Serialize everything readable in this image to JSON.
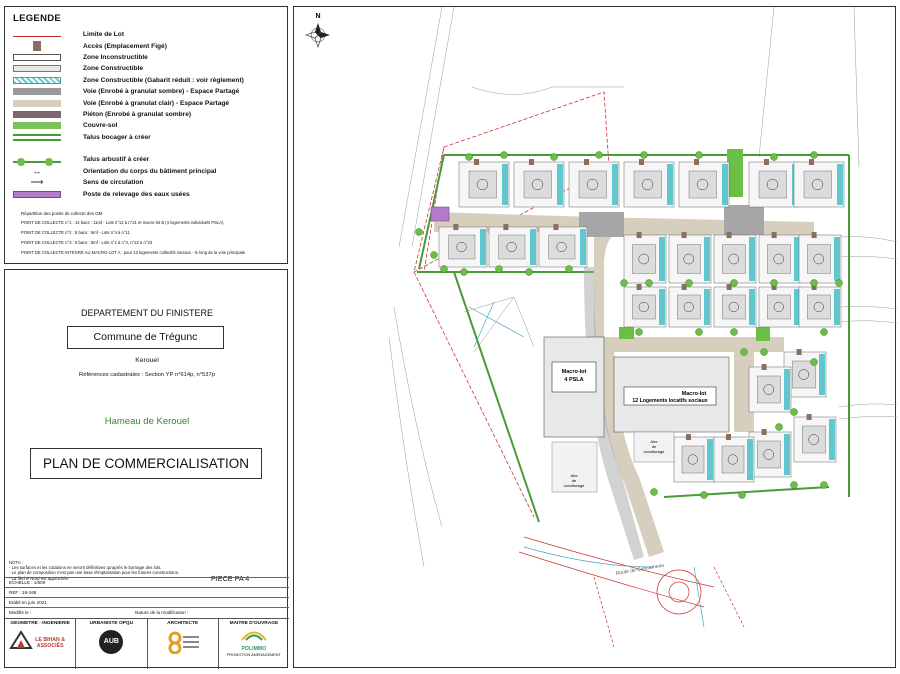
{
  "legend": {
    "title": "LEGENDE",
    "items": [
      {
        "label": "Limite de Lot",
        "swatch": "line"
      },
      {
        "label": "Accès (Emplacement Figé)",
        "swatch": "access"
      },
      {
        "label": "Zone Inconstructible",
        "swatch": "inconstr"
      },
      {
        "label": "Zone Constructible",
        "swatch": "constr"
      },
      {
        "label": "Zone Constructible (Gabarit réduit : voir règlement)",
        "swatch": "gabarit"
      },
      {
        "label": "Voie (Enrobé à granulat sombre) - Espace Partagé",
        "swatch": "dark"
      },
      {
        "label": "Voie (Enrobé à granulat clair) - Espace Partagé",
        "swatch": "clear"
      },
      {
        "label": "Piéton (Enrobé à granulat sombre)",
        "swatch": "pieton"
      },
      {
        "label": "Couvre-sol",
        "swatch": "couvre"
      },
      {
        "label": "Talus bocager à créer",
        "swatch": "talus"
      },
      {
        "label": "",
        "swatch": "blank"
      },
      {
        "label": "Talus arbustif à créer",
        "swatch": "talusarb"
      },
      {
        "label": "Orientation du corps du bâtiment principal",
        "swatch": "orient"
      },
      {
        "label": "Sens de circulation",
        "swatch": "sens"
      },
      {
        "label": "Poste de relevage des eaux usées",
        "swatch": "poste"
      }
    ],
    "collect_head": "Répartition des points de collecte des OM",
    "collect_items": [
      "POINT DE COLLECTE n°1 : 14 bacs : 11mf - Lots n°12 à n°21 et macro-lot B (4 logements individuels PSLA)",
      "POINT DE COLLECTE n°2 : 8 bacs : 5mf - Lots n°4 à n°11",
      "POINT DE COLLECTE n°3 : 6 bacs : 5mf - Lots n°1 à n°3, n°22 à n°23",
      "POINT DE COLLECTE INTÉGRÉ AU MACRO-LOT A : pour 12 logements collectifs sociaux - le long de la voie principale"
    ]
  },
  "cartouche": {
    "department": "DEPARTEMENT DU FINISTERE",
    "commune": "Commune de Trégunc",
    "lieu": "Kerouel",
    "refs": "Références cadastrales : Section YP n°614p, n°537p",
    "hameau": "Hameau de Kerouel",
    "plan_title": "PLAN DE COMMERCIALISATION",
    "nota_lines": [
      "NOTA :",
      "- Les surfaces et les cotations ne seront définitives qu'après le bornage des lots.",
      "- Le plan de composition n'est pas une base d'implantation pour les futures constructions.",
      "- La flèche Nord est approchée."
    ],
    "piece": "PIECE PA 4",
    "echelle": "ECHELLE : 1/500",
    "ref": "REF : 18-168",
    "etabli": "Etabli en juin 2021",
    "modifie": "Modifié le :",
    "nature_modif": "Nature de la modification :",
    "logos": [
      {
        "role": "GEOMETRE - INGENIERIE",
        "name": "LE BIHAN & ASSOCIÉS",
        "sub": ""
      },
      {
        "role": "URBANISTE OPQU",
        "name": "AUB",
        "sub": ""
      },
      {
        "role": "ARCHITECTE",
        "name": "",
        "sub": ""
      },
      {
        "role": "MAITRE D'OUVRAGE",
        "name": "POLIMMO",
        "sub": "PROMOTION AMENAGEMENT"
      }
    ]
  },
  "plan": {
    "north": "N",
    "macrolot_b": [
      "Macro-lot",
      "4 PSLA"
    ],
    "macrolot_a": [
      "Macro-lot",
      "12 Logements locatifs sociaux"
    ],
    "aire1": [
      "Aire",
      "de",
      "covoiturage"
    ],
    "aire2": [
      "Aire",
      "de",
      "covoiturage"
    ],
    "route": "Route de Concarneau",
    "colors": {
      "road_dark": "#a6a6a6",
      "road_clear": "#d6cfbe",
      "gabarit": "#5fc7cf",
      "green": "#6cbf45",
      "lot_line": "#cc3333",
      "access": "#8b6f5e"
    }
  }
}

• • •

PROBLEM REQUIREMENTS | Give the count of lines in the listing that hold the word "Partagé", with no other text.

RESULT FOR THIS EXERCISE | 2